Exercise brief:
Can you retype every record below exactly as written?

--- Start of Dataset rows ---

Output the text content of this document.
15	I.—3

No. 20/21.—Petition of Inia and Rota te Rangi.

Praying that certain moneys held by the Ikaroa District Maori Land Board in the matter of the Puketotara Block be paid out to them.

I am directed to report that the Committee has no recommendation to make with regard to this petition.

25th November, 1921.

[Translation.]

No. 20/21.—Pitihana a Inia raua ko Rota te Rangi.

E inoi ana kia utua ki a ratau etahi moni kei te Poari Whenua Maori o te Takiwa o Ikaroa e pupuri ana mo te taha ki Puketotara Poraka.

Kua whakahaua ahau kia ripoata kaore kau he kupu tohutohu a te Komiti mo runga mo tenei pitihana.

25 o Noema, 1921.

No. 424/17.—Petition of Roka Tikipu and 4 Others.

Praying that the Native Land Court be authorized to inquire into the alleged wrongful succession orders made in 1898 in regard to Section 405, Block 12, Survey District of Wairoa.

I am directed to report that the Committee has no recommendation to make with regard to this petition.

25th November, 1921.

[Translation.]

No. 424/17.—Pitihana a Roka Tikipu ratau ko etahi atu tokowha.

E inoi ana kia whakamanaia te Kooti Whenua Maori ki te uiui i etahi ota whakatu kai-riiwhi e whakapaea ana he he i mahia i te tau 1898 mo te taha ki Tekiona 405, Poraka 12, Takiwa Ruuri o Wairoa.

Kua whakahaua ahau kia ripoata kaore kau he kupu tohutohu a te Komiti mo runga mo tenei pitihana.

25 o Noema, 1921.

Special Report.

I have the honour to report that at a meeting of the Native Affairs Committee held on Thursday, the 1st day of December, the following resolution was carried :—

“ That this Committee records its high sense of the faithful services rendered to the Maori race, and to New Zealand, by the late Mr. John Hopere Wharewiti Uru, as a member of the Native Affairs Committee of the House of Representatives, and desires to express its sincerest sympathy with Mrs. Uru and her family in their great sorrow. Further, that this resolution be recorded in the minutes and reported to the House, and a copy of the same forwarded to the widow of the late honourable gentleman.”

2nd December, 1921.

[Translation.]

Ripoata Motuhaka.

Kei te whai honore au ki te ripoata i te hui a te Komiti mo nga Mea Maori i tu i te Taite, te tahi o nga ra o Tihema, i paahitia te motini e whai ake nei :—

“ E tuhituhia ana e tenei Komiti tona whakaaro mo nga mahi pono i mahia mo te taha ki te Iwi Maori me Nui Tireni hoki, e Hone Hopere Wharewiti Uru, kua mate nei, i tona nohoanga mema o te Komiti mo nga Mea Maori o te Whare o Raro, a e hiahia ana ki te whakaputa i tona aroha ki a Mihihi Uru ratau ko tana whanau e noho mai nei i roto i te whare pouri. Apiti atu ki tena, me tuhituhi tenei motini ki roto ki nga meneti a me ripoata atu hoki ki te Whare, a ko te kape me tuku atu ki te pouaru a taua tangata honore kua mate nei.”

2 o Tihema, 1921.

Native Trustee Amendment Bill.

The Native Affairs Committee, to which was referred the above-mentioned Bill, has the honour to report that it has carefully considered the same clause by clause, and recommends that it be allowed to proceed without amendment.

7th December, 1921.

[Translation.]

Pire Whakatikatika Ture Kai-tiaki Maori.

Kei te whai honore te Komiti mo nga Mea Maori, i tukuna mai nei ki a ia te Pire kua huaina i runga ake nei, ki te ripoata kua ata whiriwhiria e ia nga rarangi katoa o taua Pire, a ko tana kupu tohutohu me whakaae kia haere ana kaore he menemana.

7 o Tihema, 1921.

--- End of Dataset rows ---

Answer to this task:
Output the text content of this document.
15	I.—3

No. 20/21.—Petition of Inia and Rota te Rangi.

Praying that certain moneys held by the Ikaroa District Maori Land Board in the matter of the Puketotara Block be paid out to them.

I am directed to report that the Committee has no recommendation to make with regard to this petition.

25th November, 1921.

[Translation.]

No. 20/21.—Pitihana a Inia raua ko Rota te Rangi.

E inoi ana kia utua ki a ratau etahi moni kei te Poari Whenua Maori o te Takiwa o Ikaroa e pupuri ana mo te taha ki Puketotara Poraka.

Kua whakahaua ahau kia ripoata kaore kau he kupu tohutohu a te Komiti mo runga mo tenei pitihana.

25 o Noema, 1921.

No. 424/17.—Petition of Roka Tikipu and 4 Others.

Praying that the Native Land Court be authorized to inquire into the alleged wrongful succession orders made in 1898 in regard to Section 405, Block 12, Survey District of Wairoa.

I am directed to report that the Committee has no recommendation to make with regard to this petition.

25th November, 1921.

[Translation.]

No. 424/17.—Pitihana a Roka Tikipu ratau ko etahi atu tokowha.

E inoi ana kia whakamanaia te Kooti Whenua Maori ki te uiui i etahi ota whakatu kai-riiwhi e whakapaea ana he he i mahia i te tau 1898 mo te taha ki Tekiona 405, Poraka 12, Takiwa Ruuri o Wairoa.

Kua whakahaua ahau kia ripoata kaore kau he kupu tohutohu a te Komiti mo runga mo tenei pitihana.

25 o Noema, 1921.

Special Report.

I have the honour to report that at a meeting of the Native Affairs Committee held on Thursday, the 1st day of December, the following resolution was carried :—

“ That this Committee records its high sense of the faithful services rendered to the Maori race, and to New Zealand, by the late Mr. John Hopere Wharewiti Uru, as a member of the Native Affairs Committee of the House of Representatives, and desires to express its sincerest sympathy with Mrs. Uru and her family in their great sorrow. Further, that this resolution be recorded in the minutes and reported to the House, and a copy of the same forwarded to the widow of the late honourable gentleman.”

2nd December, 1921.

[Translation.]

Ripoata Motuhaka.

Kei te whai honore au ki te ripoata i te hui a te Komiti mo nga Mea Maori i tu i te Taite, te tahi o nga ra o Tihema, i paahitia te motini e whai ake nei :—

“ E tuhituhia ana e tenei Komiti tona whakaaro mo nga mahi pono i mahia mo te taha ki te Iwi Maori me Nui Tireni hoki, e Hone Hopere Wharewiti Uru, kua mate nei, i tona nohoanga mema o te Komiti mo nga Mea Maori o te Whare o Raro, a e hiahia ana ki te whakaputa i tona aroha ki a Mihihi Uru ratau ko tana whanau e noho mai nei i roto i te whare pouri. Apiti atu ki tena, me tuhituhi tenei motini ki roto ki nga meneti a me ripoata atu hoki ki te Whare, a ko te kape me tuku atu ki te pouaru a taua tangata honore kua mate nei.”

2 o Tihema, 1921.

Native Trustee Amendment Bill.

The Native Affairs Committee, to which was referred the above-mentioned Bill, has the honour to report that it has carefully considered the same clause by clause, and recommends that it be allowed to proceed without amendment.

7th December, 1921.

[Translation.]

Pire Whakatikatika Ture Kai-tiaki Maori.

Kei te whai honore te Komiti mo nga Mea Maori, i tukuna mai nei ki a ia te Pire kua huaina i runga ake nei, ki te ripoata kua ata whiriwhiria e ia nga rarangi katoa o taua Pire, a ko tana kupu tohutohu me whakaae kia haere ana kaore he menemana.

7 o Tihema, 1921.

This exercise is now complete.